**Work instructions**
The lines you return should be those containing the string "this", taken from the data below.

(Page records with their text)
· · · ·
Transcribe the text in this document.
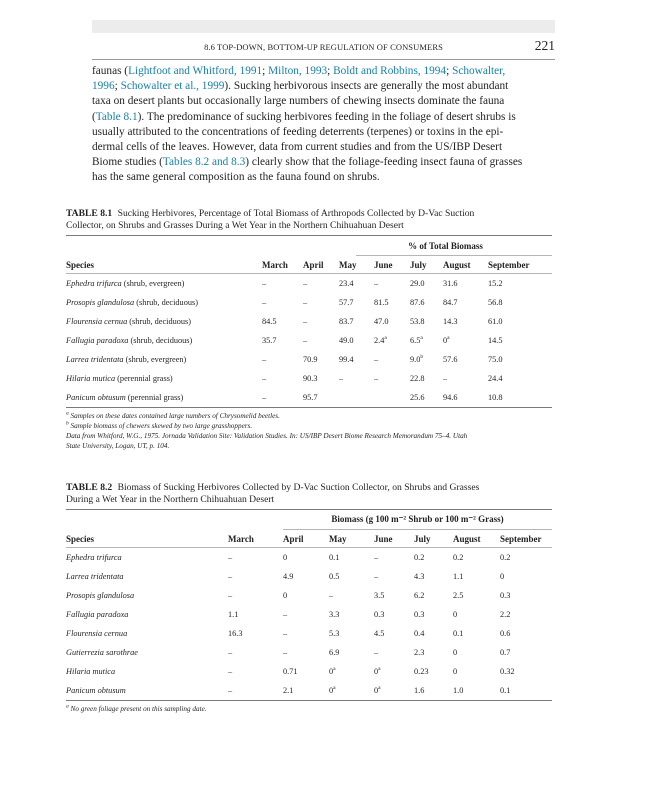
8.6 TOP-DOWN, BOTTOM-UP REGULATION OF CONSUMERS	221
faunas (Lightfoot and Whitford, 1991; Milton, 1993; Boldt and Robbins, 1994; Schowalter,
1996; Schowalter et al., 1999). Sucking herbivorous insects are generally the most abundant
taxa on desert plants but occasionally large numbers of chewing insects dominate the fauna
(Table 8.1). The predominance of sucking herbivores feeding in the foliage of desert shrubs is
usually attributed to the concentrations of feeding deterrents (terpenes) or toxins in the epi-
dermal cells of the leaves. However, data from current studies and from the US/IBP Desert
Biome studies (Tables 8.2 and 8.3) clearly show that the foliage-feeding insect fauna of grasses
has the same general composition as the fauna found on shrubs.
TABLE 8.1 Sucking Herbivores, Percentage of Total Biomass of Arthropods Collected by D-Vac Suction
Collector, on Shrubs and Grasses During a Wet Year in the Northern Chihuahuan Desert
			% of Total Biomass				

Species	March	April	May	June	July	August	September

Ephedra trifurca (shrub, evergreen)	–	–	23.4	–	29.0	31.6	15.2
Prosopis glandulosa (shrub, deciduous)	–	–	57.7	81.5	87.6	84.7	56.8
Flourensia cernua (shrub, deciduous)	84.5	–	83.7	47.0	53.8	14.3	61.0
Fallugia paradoxa (shrub, deciduous)	35.7	–	49.0	2.4$^a$	6.5$^a$	0$^a$	14.5
Larrea tridentata (shrub, evergreen)	–	70.9	99.4	–	9.0$^b$	57.6	75.0
Hilaria mutica (perennial grass)	–	90.3	–	–	22.8	–	24.4
Panicum obtusum (perennial grass)	–	95.7			25.6	94.6	10.8
$^a$ Samples on these dates contained large numbers of Chrysomelid beetles.
$^b$ Sample biomass of chewers skewed by two large grasshoppers.
Data from Whitford, W.G., 1975. Jornada Validation Site: Validation Studies. In: US/IBP Desert Biome Research Memorandum 75–4. Utah
State University, Logan, UT, p. 104.
TABLE 8.2 Biomass of Sucking Herbivores Collected by D-Vac Suction Collector, on Shrubs and Grasses
During a Wet Year in the Northern Chihuahuan Desert
		Biomass (g 100 m⁻² Shrub or 100 m⁻² Grass)					

Species	March	April	May	June	July	August	September

Ephedra trifurca	–	0	0.1	–	0.2	0.2	0.2
Larrea tridentata	–	4.9	0.5	–	4.3	1.1	0
Prosopis glandulosa	–	0	–	3.5	6.2	2.5	0.3
Fallugia paradoxa	1.1	–	3.3	0.3	0.3	0	2.2
Flourensia cernua	16.3	–	5.3	4.5	0.4	0.1	0.6
Gutierrezia sarothrae	–	–	6.9	–	2.3	0	0.7
Hilaria mutica	–	0.71	0$^a$	0$^a$	0.23	0	0.32
Panicum obtusum	–	2.1	0$^a$	0$^a$	1.6	1.0	0.1
$^a$ No green foliage present on this sampling date.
· · · ·
**Answer below**
Transcribe the text in this document.
$^a$ No green foliage present on this sampling date.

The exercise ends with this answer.